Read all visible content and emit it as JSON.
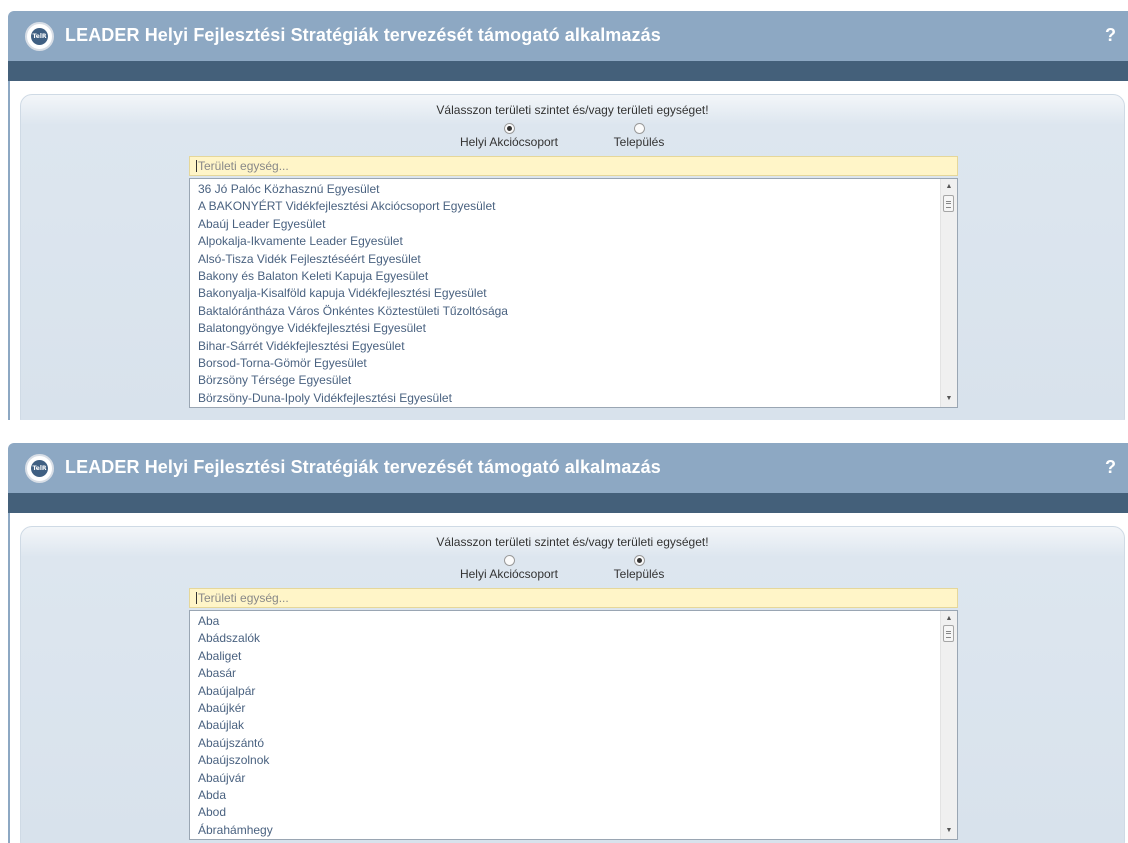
{
  "app": {
    "title": "LEADER Helyi Fejlesztési Stratégiák tervezését támogató alkalmazás",
    "help_label": "?",
    "logo_text": "TelR"
  },
  "colors": {
    "header_bg": "#8da8c3",
    "subbar_bg": "#44607a",
    "search_bg": "#fff5c8",
    "item_text": "#4a6280"
  },
  "screens": [
    {
      "prompt": "Válasszon területi szintet és/vagy területi egységet!",
      "radio_options": [
        {
          "label": "Helyi Akciócsoport",
          "selected": true
        },
        {
          "label": "Település",
          "selected": false
        }
      ],
      "search_placeholder": "Területi egység...",
      "items": [
        "36 Jó Palóc Közhasznú Egyesület",
        "A BAKONYÉRT Vidékfejlesztési Akciócsoport Egyesület",
        "Abaúj Leader Egyesület",
        "Alpokalja-Ikvamente Leader Egyesület",
        "Alsó-Tisza Vidék Fejlesztéséért Egyesület",
        "Bakony és Balaton Keleti Kapuja Egyesület",
        "Bakonyalja-Kisalföld kapuja Vidékfejlesztési Egyesület",
        "Baktalórántháza Város Önkéntes Köztestületi Tűzoltósága",
        "Balatongyöngye Vidékfejlesztési Egyesület",
        "Bihar-Sárrét Vidékfejlesztési Egyesület",
        "Borsod-Torna-Gömör Egyesület",
        "Börzsöny Térsége Egyesület",
        "Börzsöny-Duna-Ipoly Vidékfejlesztési Egyesület"
      ]
    },
    {
      "prompt": "Válasszon területi szintet és/vagy területi egységet!",
      "radio_options": [
        {
          "label": "Helyi Akciócsoport",
          "selected": false
        },
        {
          "label": "Település",
          "selected": true
        }
      ],
      "search_placeholder": "Területi egység...",
      "items": [
        "Aba",
        "Abádszalók",
        "Abaliget",
        "Abasár",
        "Abaújalpár",
        "Abaújkér",
        "Abaújlak",
        "Abaújszántó",
        "Abaújszolnok",
        "Abaújvár",
        "Abda",
        "Abod",
        "Ábrahámhegy"
      ]
    }
  ]
}
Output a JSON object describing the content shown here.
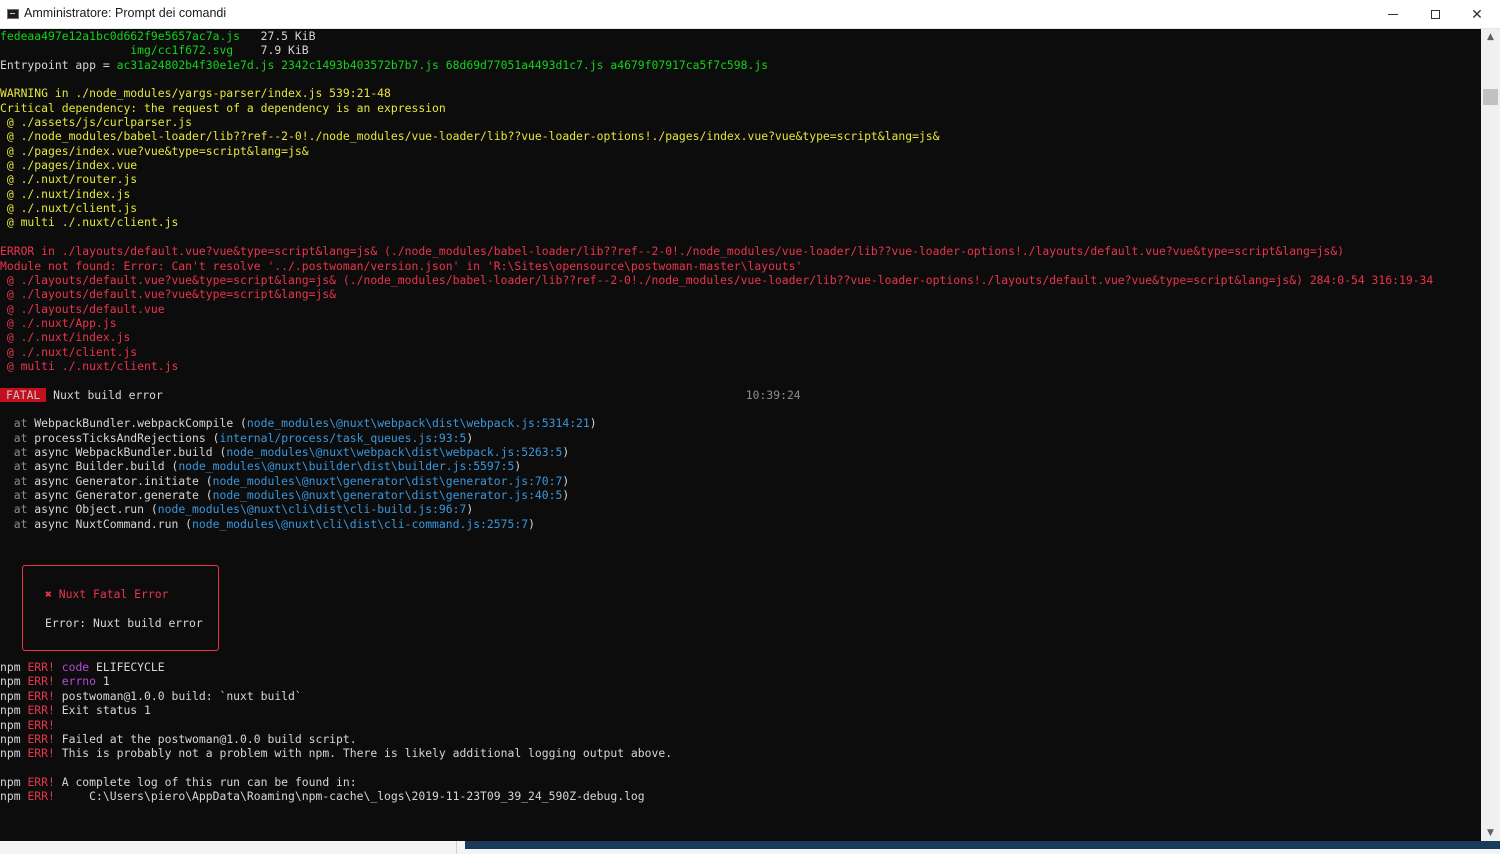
{
  "window": {
    "title": "Amministratore: Prompt dei comandi",
    "minimize_label": "",
    "close_label": "✕"
  },
  "colors": {
    "console_bg": "#0c0c0c",
    "green": "#13d31a",
    "yellow": "#e6e63b",
    "red": "#e8354b",
    "cyan": "#3a96dd",
    "magenta": "#b848d8",
    "fatal_badge": "#c50f1f"
  },
  "console": {
    "lines": [
      [
        {
          "t": "fedeaa497e12a1bc0d662f9e5657ac7a.js",
          "c": "green"
        },
        {
          "t": "   27.5 KiB",
          "c": "white"
        }
      ],
      [
        {
          "t": "                   img/cc1f672.svg",
          "c": "green"
        },
        {
          "t": "    7.9 KiB",
          "c": "white"
        }
      ],
      [
        {
          "t": "Entrypoint app = ",
          "c": "white"
        },
        {
          "t": "ac31a24802b4f30e1e7d.js 2342c1493b403572b7b7.js 68d69d77051a4493d1c7.js a4679f07917ca5f7c598.js",
          "c": "green"
        }
      ],
      [],
      [
        {
          "t": "WARNING in ./node_modules/yargs-parser/index.js 539:21-48",
          "c": "yellow"
        }
      ],
      [
        {
          "t": "Critical dependency: the request of a dependency is an expression",
          "c": "yellow"
        }
      ],
      [
        {
          "t": " @ ./assets/js/curlparser.js",
          "c": "yellow"
        }
      ],
      [
        {
          "t": " @ ./node_modules/babel-loader/lib??ref--2-0!./node_modules/vue-loader/lib??vue-loader-options!./pages/index.vue?vue&type=script&lang=js&",
          "c": "yellow"
        }
      ],
      [
        {
          "t": " @ ./pages/index.vue?vue&type=script&lang=js&",
          "c": "yellow"
        }
      ],
      [
        {
          "t": " @ ./pages/index.vue",
          "c": "yellow"
        }
      ],
      [
        {
          "t": " @ ./.nuxt/router.js",
          "c": "yellow"
        }
      ],
      [
        {
          "t": " @ ./.nuxt/index.js",
          "c": "yellow"
        }
      ],
      [
        {
          "t": " @ ./.nuxt/client.js",
          "c": "yellow"
        }
      ],
      [
        {
          "t": " @ multi ./.nuxt/client.js",
          "c": "yellow"
        }
      ],
      [],
      [
        {
          "t": "ERROR in ./layouts/default.vue?vue&type=script&lang=js& (./node_modules/babel-loader/lib??ref--2-0!./node_modules/vue-loader/lib??vue-loader-options!./layouts/default.vue?vue&type=script&lang=js&)",
          "c": "red"
        }
      ],
      [
        {
          "t": "Module not found: Error: Can't resolve '../.postwoman/version.json' in 'R:\\Sites\\opensource\\postwoman-master\\layouts'",
          "c": "red"
        }
      ],
      [
        {
          "t": " @ ./layouts/default.vue?vue&type=script&lang=js& (./node_modules/babel-loader/lib??ref--2-0!./node_modules/vue-loader/lib??vue-loader-options!./layouts/default.vue?vue&type=script&lang=js&) 284:0-54 316:19-34",
          "c": "red"
        }
      ],
      [
        {
          "t": " @ ./layouts/default.vue?vue&type=script&lang=js&",
          "c": "red"
        }
      ],
      [
        {
          "t": " @ ./layouts/default.vue",
          "c": "red"
        }
      ],
      [
        {
          "t": " @ ./.nuxt/App.js",
          "c": "red"
        }
      ],
      [
        {
          "t": " @ ./.nuxt/index.js",
          "c": "red"
        }
      ],
      [
        {
          "t": " @ ./.nuxt/client.js",
          "c": "red"
        }
      ],
      [
        {
          "t": " @ multi ./.nuxt/client.js",
          "c": "red"
        }
      ],
      [],
      [
        {
          "t": "FATAL",
          "c": "badge"
        },
        {
          "t": " Nuxt build error                                                                                     ",
          "c": "white"
        },
        {
          "t": "10:39:24",
          "c": "gray"
        }
      ],
      [],
      [
        {
          "t": "  at ",
          "c": "gray"
        },
        {
          "t": "WebpackBundler.webpackCompile (",
          "c": "white"
        },
        {
          "t": "node_modules\\@nuxt\\webpack\\dist\\webpack.js:5314:21",
          "c": "cyan"
        },
        {
          "t": ")",
          "c": "white"
        }
      ],
      [
        {
          "t": "  at ",
          "c": "gray"
        },
        {
          "t": "processTicksAndRejections (",
          "c": "white"
        },
        {
          "t": "internal/process/task_queues.js:93:5",
          "c": "cyan"
        },
        {
          "t": ")",
          "c": "white"
        }
      ],
      [
        {
          "t": "  at ",
          "c": "gray"
        },
        {
          "t": "async WebpackBundler.build (",
          "c": "white"
        },
        {
          "t": "node_modules\\@nuxt\\webpack\\dist\\webpack.js:5263:5",
          "c": "cyan"
        },
        {
          "t": ")",
          "c": "white"
        }
      ],
      [
        {
          "t": "  at ",
          "c": "gray"
        },
        {
          "t": "async Builder.build (",
          "c": "white"
        },
        {
          "t": "node_modules\\@nuxt\\builder\\dist\\builder.js:5597:5",
          "c": "cyan"
        },
        {
          "t": ")",
          "c": "white"
        }
      ],
      [
        {
          "t": "  at ",
          "c": "gray"
        },
        {
          "t": "async Generator.initiate (",
          "c": "white"
        },
        {
          "t": "node_modules\\@nuxt\\generator\\dist\\generator.js:70:7",
          "c": "cyan"
        },
        {
          "t": ")",
          "c": "white"
        }
      ],
      [
        {
          "t": "  at ",
          "c": "gray"
        },
        {
          "t": "async Generator.generate (",
          "c": "white"
        },
        {
          "t": "node_modules\\@nuxt\\generator\\dist\\generator.js:40:5",
          "c": "cyan"
        },
        {
          "t": ")",
          "c": "white"
        }
      ],
      [
        {
          "t": "  at ",
          "c": "gray"
        },
        {
          "t": "async Object.run (",
          "c": "white"
        },
        {
          "t": "node_modules\\@nuxt\\cli\\dist\\cli-build.js:96:7",
          "c": "cyan"
        },
        {
          "t": ")",
          "c": "white"
        }
      ],
      [
        {
          "t": "  at ",
          "c": "gray"
        },
        {
          "t": "async NuxtCommand.run (",
          "c": "white"
        },
        {
          "t": "node_modules\\@nuxt\\cli\\dist\\cli-command.js:2575:7",
          "c": "cyan"
        },
        {
          "t": ")",
          "c": "white"
        }
      ],
      [],
      [],
      [],
      [],
      [],
      [],
      [],
      [],
      [],
      [
        {
          "t": "npm ",
          "c": "white"
        },
        {
          "t": "ERR!",
          "c": "red"
        },
        {
          "t": " ",
          "c": "white"
        },
        {
          "t": "code",
          "c": "magenta"
        },
        {
          "t": " ELIFECYCLE",
          "c": "white"
        }
      ],
      [
        {
          "t": "npm ",
          "c": "white"
        },
        {
          "t": "ERR!",
          "c": "red"
        },
        {
          "t": " ",
          "c": "white"
        },
        {
          "t": "errno",
          "c": "magenta"
        },
        {
          "t": " 1",
          "c": "white"
        }
      ],
      [
        {
          "t": "npm ",
          "c": "white"
        },
        {
          "t": "ERR!",
          "c": "red"
        },
        {
          "t": " postwoman@1.0.0 build: `nuxt build`",
          "c": "white"
        }
      ],
      [
        {
          "t": "npm ",
          "c": "white"
        },
        {
          "t": "ERR!",
          "c": "red"
        },
        {
          "t": " Exit status 1",
          "c": "white"
        }
      ],
      [
        {
          "t": "npm ",
          "c": "white"
        },
        {
          "t": "ERR!",
          "c": "red"
        }
      ],
      [
        {
          "t": "npm ",
          "c": "white"
        },
        {
          "t": "ERR!",
          "c": "red"
        },
        {
          "t": " Failed at the postwoman@1.0.0 build script.",
          "c": "white"
        }
      ],
      [
        {
          "t": "npm ",
          "c": "white"
        },
        {
          "t": "ERR!",
          "c": "red"
        },
        {
          "t": " This is probably not a problem with npm. There is likely additional logging output above.",
          "c": "white"
        }
      ],
      [],
      [
        {
          "t": "npm ",
          "c": "white"
        },
        {
          "t": "ERR!",
          "c": "red"
        },
        {
          "t": " A complete log of this run can be found in:",
          "c": "white"
        }
      ],
      [
        {
          "t": "npm ",
          "c": "white"
        },
        {
          "t": "ERR!",
          "c": "red"
        },
        {
          "t": "     C:\\Users\\piero\\AppData\\Roaming\\npm-cache\\_logs\\2019-11-23T09_39_24_590Z-debug.log",
          "c": "white"
        }
      ]
    ]
  },
  "error_box": {
    "title": "✖ Nuxt Fatal Error",
    "message": "Error: Nuxt build error"
  }
}
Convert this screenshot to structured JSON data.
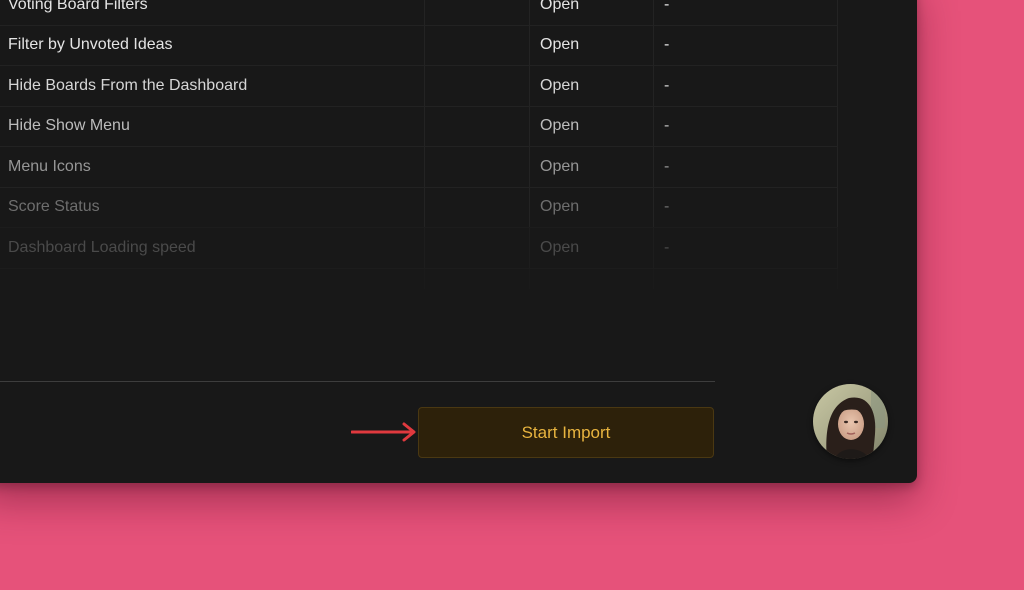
{
  "table": {
    "rows": [
      {
        "name": "Voting Board Filters",
        "status": "Open",
        "extra": "-"
      },
      {
        "name": "Filter by Unvoted Ideas",
        "status": "Open",
        "extra": "-"
      },
      {
        "name": "Hide Boards From the Dashboard",
        "status": "Open",
        "extra": "-"
      },
      {
        "name": "Hide Show Menu",
        "status": "Open",
        "extra": "-"
      },
      {
        "name": "Menu Icons",
        "status": "Open",
        "extra": "-"
      },
      {
        "name": "Score Status",
        "status": "Open",
        "extra": "-"
      },
      {
        "name": "Dashboard Loading speed",
        "status": "Open",
        "extra": "-"
      }
    ]
  },
  "footer": {
    "start_import_label": "Start Import"
  },
  "colors": {
    "background": "#e6527a",
    "panel": "#181818",
    "button_bg": "#2d210a",
    "button_text": "#e8b43f",
    "arrow": "#e0393e"
  },
  "icons": {
    "pointer": "arrow-right-icon",
    "avatar": "user-avatar"
  }
}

Exercise details: For each line of the listing that holds the word "pages", show that line.

Exercise solution:
          "t": " @ ./node_modules/babel-loader/lib??ref--2-0!./node_modules/vue-loader/lib??vue-loader-options!./pages/index.vue?vue&type=script&lang=js&",
          "t": " @ ./pages/index.vue?vue&type=script&lang=js&",
          "t": " @ ./pages/index.vue",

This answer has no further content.